__AIM__
Print the whole listing exactly.

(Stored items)

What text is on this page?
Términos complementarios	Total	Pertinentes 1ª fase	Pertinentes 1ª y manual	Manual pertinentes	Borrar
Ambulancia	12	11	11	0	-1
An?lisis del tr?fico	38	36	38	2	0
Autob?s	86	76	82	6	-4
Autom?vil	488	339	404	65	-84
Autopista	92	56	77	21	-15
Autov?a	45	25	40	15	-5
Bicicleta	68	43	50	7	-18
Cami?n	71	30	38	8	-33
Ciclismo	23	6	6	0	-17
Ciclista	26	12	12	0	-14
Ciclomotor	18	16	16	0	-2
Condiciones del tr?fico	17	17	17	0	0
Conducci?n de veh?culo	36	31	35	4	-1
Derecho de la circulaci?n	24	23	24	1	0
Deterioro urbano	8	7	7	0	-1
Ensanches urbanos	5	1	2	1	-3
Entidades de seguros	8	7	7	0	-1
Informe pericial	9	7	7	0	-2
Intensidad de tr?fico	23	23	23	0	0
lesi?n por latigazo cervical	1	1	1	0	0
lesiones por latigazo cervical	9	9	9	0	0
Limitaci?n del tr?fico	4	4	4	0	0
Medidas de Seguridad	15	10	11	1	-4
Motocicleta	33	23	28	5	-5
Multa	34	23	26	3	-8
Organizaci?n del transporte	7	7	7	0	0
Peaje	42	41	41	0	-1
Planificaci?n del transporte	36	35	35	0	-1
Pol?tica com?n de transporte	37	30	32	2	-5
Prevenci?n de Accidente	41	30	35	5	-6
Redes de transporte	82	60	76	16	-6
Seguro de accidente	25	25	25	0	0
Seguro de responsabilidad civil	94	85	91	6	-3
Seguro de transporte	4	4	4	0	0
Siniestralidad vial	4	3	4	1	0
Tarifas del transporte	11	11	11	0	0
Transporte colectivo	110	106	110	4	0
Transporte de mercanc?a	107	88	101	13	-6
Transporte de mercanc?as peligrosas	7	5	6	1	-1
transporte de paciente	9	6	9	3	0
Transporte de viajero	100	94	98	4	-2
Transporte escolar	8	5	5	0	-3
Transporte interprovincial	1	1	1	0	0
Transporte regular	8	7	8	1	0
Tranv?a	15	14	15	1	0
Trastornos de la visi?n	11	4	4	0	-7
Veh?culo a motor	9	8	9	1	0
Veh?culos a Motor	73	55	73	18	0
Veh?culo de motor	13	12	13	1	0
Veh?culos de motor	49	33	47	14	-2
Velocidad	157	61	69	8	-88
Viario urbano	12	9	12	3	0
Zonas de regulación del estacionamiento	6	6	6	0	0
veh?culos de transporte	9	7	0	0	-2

__WORKED ANSWER__
What text is on this page?
Términos complementarios	Total	Pertinentes 1ª fase	Pertinentes 1ª y manual	Manual pertinentes	Borrar
Ambulancia	12	11	11	0	-1
An?lisis del tr?fico	38	36	38	2	0
Autob?s	86	76	82	6	-4
Autom?vil	488	339	404	65	-84
Autopista	92	56	77	21	-15
Autov?a	45	25	40	15	-5
Bicicleta	68	43	50	7	-18
Cami?n	71	30	38	8	-33
Ciclismo	23	6	6	0	-17
Ciclista	26	12	12	0	-14
Ciclomotor	18	16	16	0	-2
Condiciones del tr?fico	17	17	17	0	0
Conducci?n de veh?culo	36	31	35	4	-1
Derecho de la circulaci?n	24	23	24	1	0
Deterioro urbano	8	7	7	0	-1
Ensanches urbanos	5	1	2	1	-3
Entidades de seguros	8	7	7	0	-1
Informe pericial	9	7	7	0	-2
Intensidad de tr?fico	23	23	23	0	0
lesi?n por latigazo cervical	1	1	1	0	0
lesiones por latigazo cervical	9	9	9	0	0
Limitaci?n del tr?fico	4	4	4	0	0
Medidas de Seguridad	15	10	11	1	-4
Motocicleta	33	23	28	5	-5
Multa	34	23	26	3	-8
Organizaci?n del transporte	7	7	7	0	0
Peaje	42	41	41	0	-1
Planificaci?n del transporte	36	35	35	0	-1
Pol?tica com?n de transporte	37	30	32	2	-5
Prevenci?n de Accidente	41	30	35	5	-6
Redes de transporte	82	60	76	16	-6
Seguro de accidente	25	25	25	0	0
Seguro de responsabilidad civil	94	85	91	6	-3
Seguro de transporte	4	4	4	0	0
Siniestralidad vial	4	3	4	1	0
Tarifas del transporte	11	11	11	0	0
Transporte colectivo	110	106	110	4	0
Transporte de mercanc?a	107	88	101	13	-6
Transporte de mercanc?as peligrosas	7	5	6	1	-1
transporte de paciente	9	6	9	3	0
Transporte de viajero	100	94	98	4	-2
Transporte escolar	8	5	5	0	-3
Transporte interprovincial	1	1	1	0	0
Transporte regular	8	7	8	1	0
Tranv?a	15	14	15	1	0
Trastornos de la visi?n	11	4	4	0	-7
Veh?culo a motor	9	8	9	1	0
Veh?culos a Motor	73	55	73	18	0
Veh?culo de motor	13	12	13	1	0
Veh?culos de motor	49	33	47	14	-2
Velocidad	157	61	69	8	-88
Viario urbano	12	9	12	3	0
Zonas de regulación del estacionamiento	6	6	6	0	0
veh?culos de transporte	9	7	0	0	-2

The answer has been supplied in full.